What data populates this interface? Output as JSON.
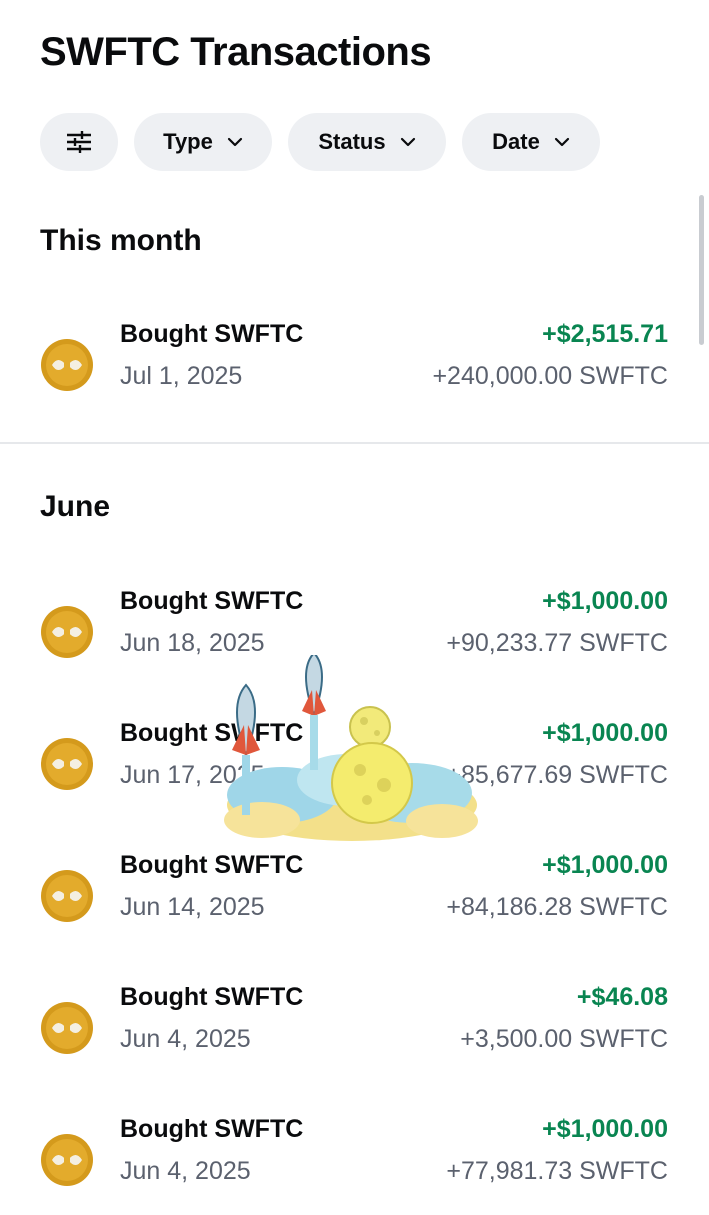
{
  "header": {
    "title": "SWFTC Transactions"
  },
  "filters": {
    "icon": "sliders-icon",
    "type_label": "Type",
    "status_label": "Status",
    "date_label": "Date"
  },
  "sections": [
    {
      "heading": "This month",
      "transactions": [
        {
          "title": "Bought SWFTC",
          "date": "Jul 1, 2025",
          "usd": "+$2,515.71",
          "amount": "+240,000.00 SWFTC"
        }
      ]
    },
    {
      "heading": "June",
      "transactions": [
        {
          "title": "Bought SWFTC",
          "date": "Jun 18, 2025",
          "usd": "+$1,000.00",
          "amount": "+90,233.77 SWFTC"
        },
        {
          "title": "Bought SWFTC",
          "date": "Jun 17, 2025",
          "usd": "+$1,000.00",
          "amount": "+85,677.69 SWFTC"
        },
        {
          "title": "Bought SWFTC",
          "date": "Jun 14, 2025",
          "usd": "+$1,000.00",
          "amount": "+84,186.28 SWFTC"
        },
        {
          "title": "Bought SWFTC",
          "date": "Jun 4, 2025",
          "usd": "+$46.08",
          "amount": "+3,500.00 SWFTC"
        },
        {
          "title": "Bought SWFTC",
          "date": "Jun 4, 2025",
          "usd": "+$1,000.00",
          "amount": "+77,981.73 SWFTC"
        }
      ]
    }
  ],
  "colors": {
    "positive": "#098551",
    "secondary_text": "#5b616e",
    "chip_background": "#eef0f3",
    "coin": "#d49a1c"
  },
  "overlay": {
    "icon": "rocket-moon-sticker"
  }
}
● ● ●
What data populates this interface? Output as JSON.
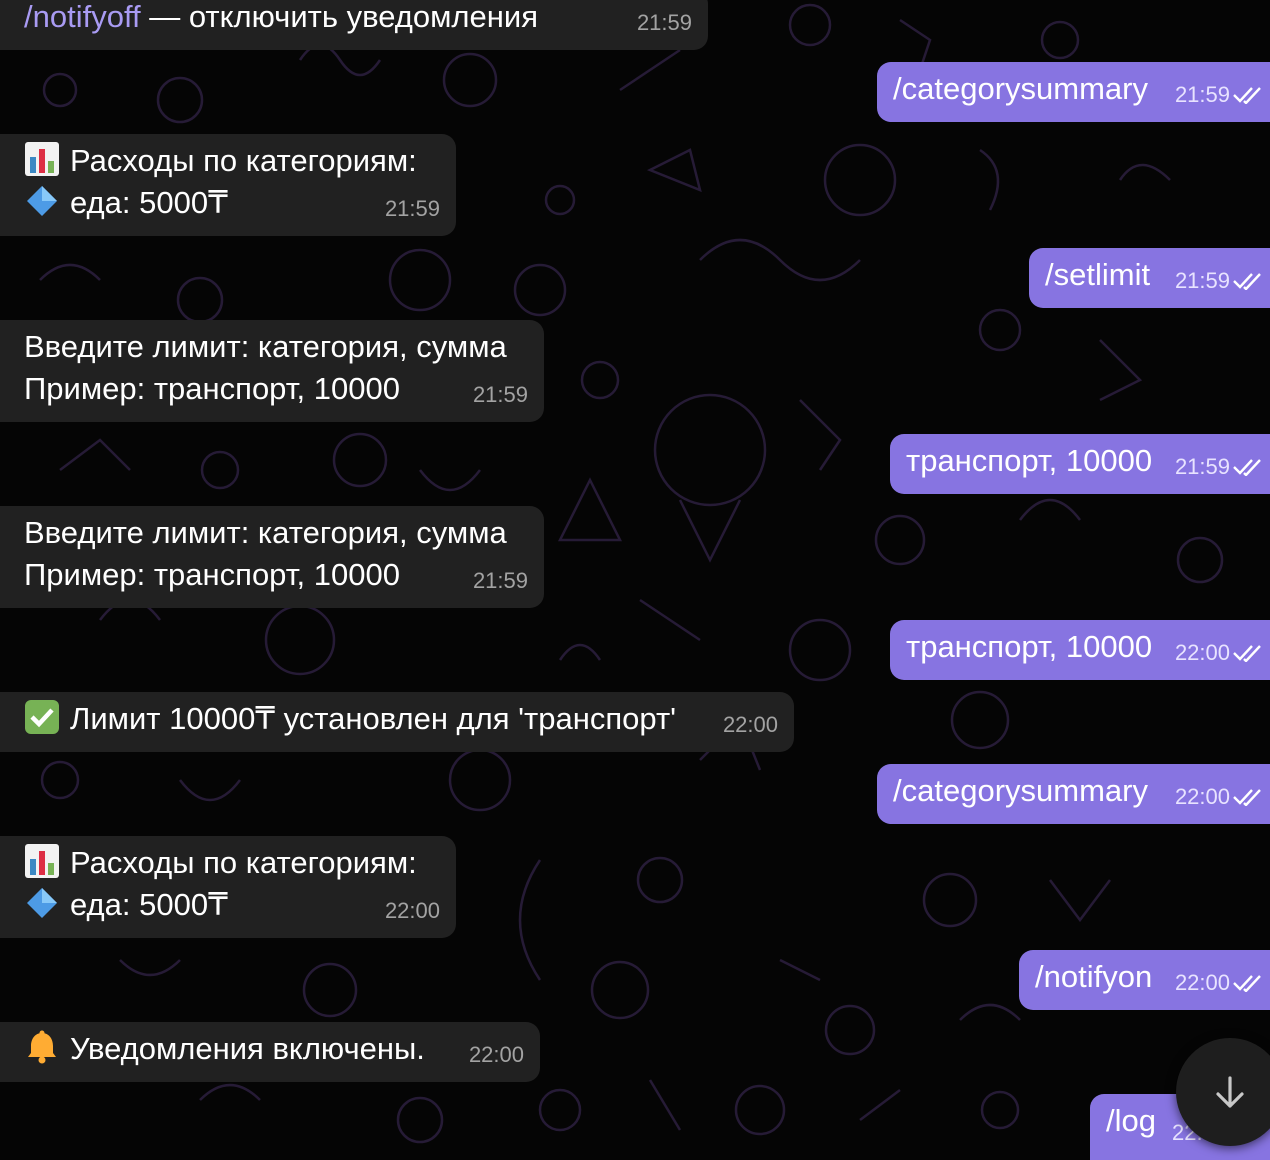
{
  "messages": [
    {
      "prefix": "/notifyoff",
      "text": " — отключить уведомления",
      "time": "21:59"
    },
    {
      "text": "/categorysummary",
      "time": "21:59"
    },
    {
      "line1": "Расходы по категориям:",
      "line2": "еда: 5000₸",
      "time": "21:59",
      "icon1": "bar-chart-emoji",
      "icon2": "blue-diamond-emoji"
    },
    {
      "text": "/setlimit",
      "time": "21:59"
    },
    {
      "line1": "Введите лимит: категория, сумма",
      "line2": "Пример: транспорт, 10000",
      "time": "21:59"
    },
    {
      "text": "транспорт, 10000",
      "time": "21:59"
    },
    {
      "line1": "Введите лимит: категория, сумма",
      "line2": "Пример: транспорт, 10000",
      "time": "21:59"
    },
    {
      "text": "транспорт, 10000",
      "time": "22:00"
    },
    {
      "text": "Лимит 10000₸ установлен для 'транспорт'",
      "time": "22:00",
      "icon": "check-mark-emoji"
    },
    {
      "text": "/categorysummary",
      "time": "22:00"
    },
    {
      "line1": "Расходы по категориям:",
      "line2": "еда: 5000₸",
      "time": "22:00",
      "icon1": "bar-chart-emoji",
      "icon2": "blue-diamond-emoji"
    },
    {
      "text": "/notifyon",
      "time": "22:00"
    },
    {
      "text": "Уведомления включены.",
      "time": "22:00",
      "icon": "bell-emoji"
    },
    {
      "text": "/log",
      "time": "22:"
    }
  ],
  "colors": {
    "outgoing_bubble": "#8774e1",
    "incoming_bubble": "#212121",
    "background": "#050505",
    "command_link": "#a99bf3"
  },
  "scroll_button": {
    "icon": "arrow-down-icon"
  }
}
● ● ●
Extract, from the listing above, every line where the string "amount" occurs.

TASK RESULT:
          "amount": "+240,000.00 SWFTC"
          "amount": "+90,233.77 SWFTC"
          "amount": "+85,677.69 SWFTC"
          "amount": "+84,186.28 SWFTC"
          "amount": "+3,500.00 SWFTC"
          "amount": "+77,981.73 SWFTC"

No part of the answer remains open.